### What the task asks
Give an exact copy of every line, leaving images out.
• • •
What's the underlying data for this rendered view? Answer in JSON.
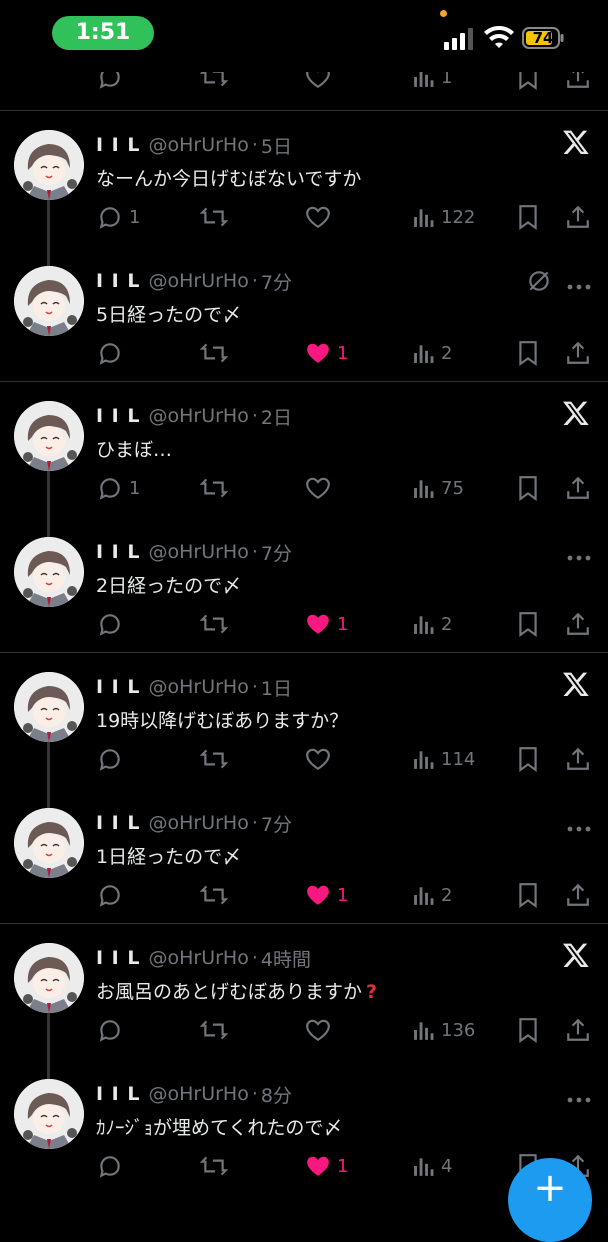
{
  "status_bar": {
    "time": "1:51",
    "battery": "74"
  },
  "tweets": [
    {
      "name": "I I L",
      "handle": "@oHrUrHo",
      "time": "5日",
      "text": "なーんか今日げむぼないですか",
      "reply": "1",
      "retweet": "",
      "like": "",
      "views": "122"
    },
    {
      "name": "I I L",
      "handle": "@oHrUrHo",
      "time": "7分",
      "text": "5日経ったので〆",
      "reply": "",
      "retweet": "",
      "like": "1",
      "views": "2"
    },
    {
      "name": "I I L",
      "handle": "@oHrUrHo",
      "time": "2日",
      "text": "ひまぼ…",
      "reply": "1",
      "retweet": "",
      "like": "",
      "views": "75"
    },
    {
      "name": "I I L",
      "handle": "@oHrUrHo",
      "time": "7分",
      "text": "2日経ったので〆",
      "reply": "",
      "retweet": "",
      "like": "1",
      "views": "2"
    },
    {
      "name": "I I L",
      "handle": "@oHrUrHo",
      "time": "1日",
      "text": "19時以降げむぼありますか？",
      "reply": "",
      "retweet": "",
      "like": "",
      "views": "114"
    },
    {
      "name": "I I L",
      "handle": "@oHrUrHo",
      "time": "7分",
      "text": "1日経ったので〆",
      "reply": "",
      "retweet": "",
      "like": "1",
      "views": "2"
    },
    {
      "name": "I I L",
      "handle": "@oHrUrHo",
      "time": "4時間",
      "text": "お風呂のあとげむぼありますか",
      "reply": "",
      "retweet": "",
      "like": "",
      "views": "136"
    },
    {
      "name": "I I L",
      "handle": "@oHrUrHo",
      "time": "8分",
      "text": "ｶﾉｰｼﾞｮが埋めてくれたので〆",
      "reply": "",
      "retweet": "",
      "like": "1",
      "views": "4"
    }
  ],
  "top_cutoff": {
    "views": "1"
  },
  "icons": {
    "reply": "reply-icon",
    "retweet": "retweet-icon",
    "like": "heart-icon",
    "views": "views-icon",
    "bookmark": "bookmark-icon",
    "share": "share-icon",
    "x_logo": "x-logo-icon",
    "more": "more-icon",
    "hide": "hidden-icon",
    "fab": "compose-icon"
  },
  "colors": {
    "background": "#000000",
    "text": "#e7e9ea",
    "muted": "#71767b",
    "like": "#f91880",
    "accent": "#1d9bf0",
    "time_pill": "#30c15a"
  },
  "fab_label": "+"
}
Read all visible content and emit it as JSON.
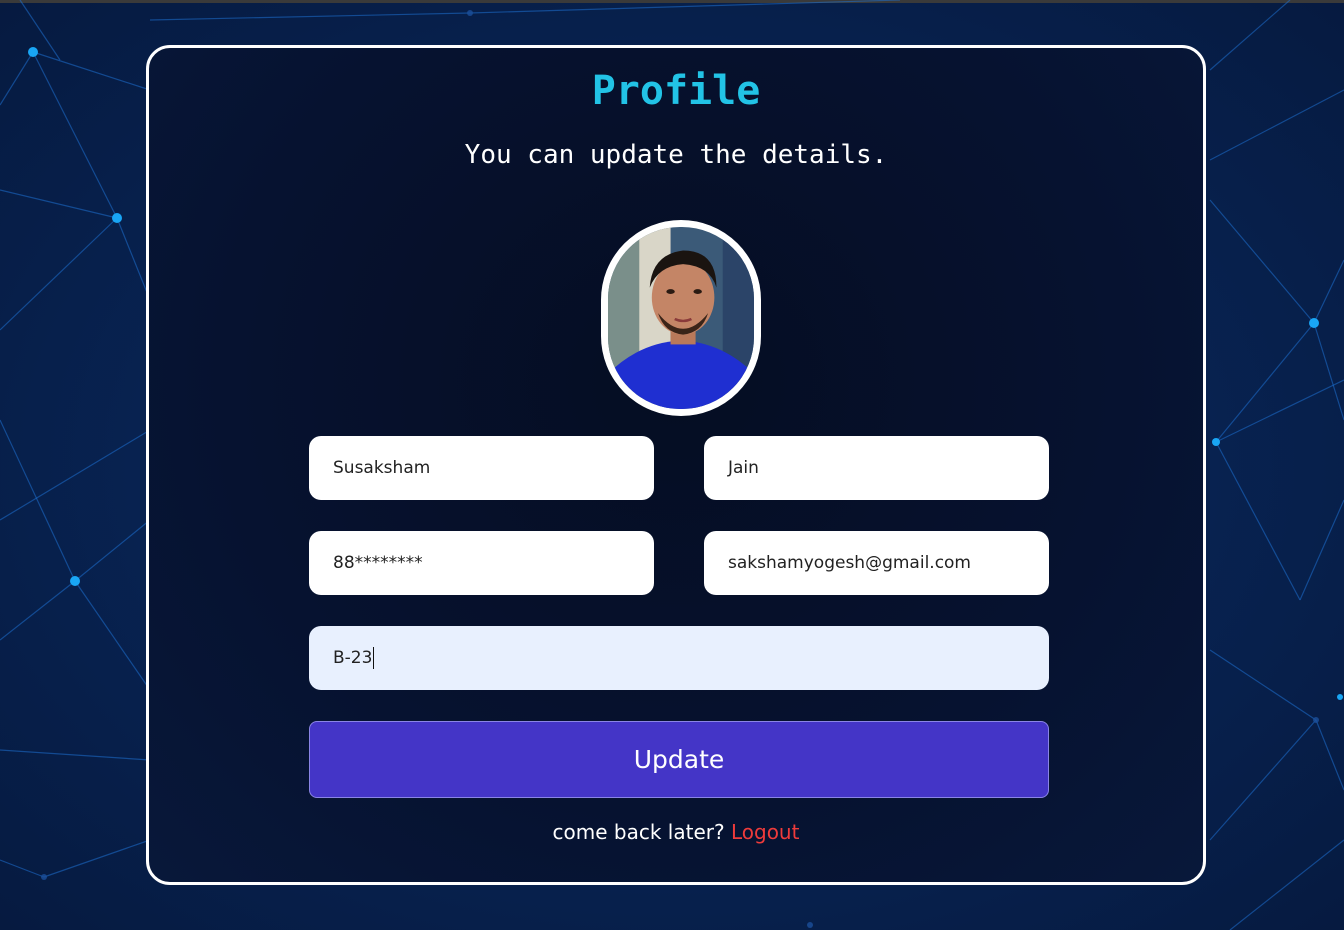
• • •
### Expected answer
What's the underlying data for this rendered view? Answer in JSON.
{
  "status_bar": {
    "time": "1:51",
    "battery": "74"
  },
  "tweets": [
    {
      "name": "I I L",
      "handle": "@oHrUrHo",
      "time": "5日",
      "text": "なーんか今日げむぼないですか",
      "reply": "1",
      "retweet": "",
      "like": "",
      "views": "122"
    },
    {
      "name": "I I L",
      "handle": "@oHrUrHo",
      "time": "7分",
      "text": "5日経ったので〆",
      "reply": "",
      "retweet": "",
      "like": "1",
      "views": "2"
    },
    {
      "name": "I I L",
      "handle": "@oHrUrHo",
      "time": "2日",
      "text": "ひまぼ…",
      "reply": "1",
      "retweet": "",
      "like": "",
      "views": "75"
    },
    {
      "name": "I I L",
      "handle": "@oHrUrHo",
      "time": "7分",
      "text": "2日経ったので〆",
      "reply": "",
      "retweet": "",
      "like": "1",
      "views": "2"
    },
    {
      "name": "I I L",
      "handle": "@oHrUrHo",
      "time": "1日",
      "text": "19時以降げむぼありますか？",
      "reply": "",
      "retweet": "",
      "like": "",
      "views": "114"
    },
    {
      "name": "I I L",
      "handle": "@oHrUrHo",
      "time": "7分",
      "text": "1日経ったので〆",
      "reply": "",
      "retweet": "",
      "like": "1",
      "views": "2"
    },
    {
      "name": "I I L",
      "handle": "@oHrUrHo",
      "time": "4時間",
      "text": "お風呂のあとげむぼありますか",
      "reply": "",
      "retweet": "",
      "like": "",
      "views": "136"
    },
    {
      "name": "I I L",
      "handle": "@oHrUrHo",
      "time": "8分",
      "text": "ｶﾉｰｼﾞｮが埋めてくれたので〆",
      "reply": "",
      "retweet": "",
      "like": "1",
      "views": "4"
    }
  ],
  "top_cutoff": {
    "views": "1"
  },
  "icons": {
    "reply": "reply-icon",
    "retweet": "retweet-icon",
    "like": "heart-icon",
    "views": "views-icon",
    "bookmark": "bookmark-icon",
    "share": "share-icon",
    "x_logo": "x-logo-icon",
    "more": "more-icon",
    "hide": "hidden-icon",
    "fab": "compose-icon"
  },
  "colors": {
    "background": "#000000",
    "text": "#e7e9ea",
    "muted": "#71767b",
    "like": "#f91880",
    "accent": "#1d9bf0",
    "time_pill": "#30c15a"
  },
  "fab_label": "+"
}
Read all visible content and emit it as JSON.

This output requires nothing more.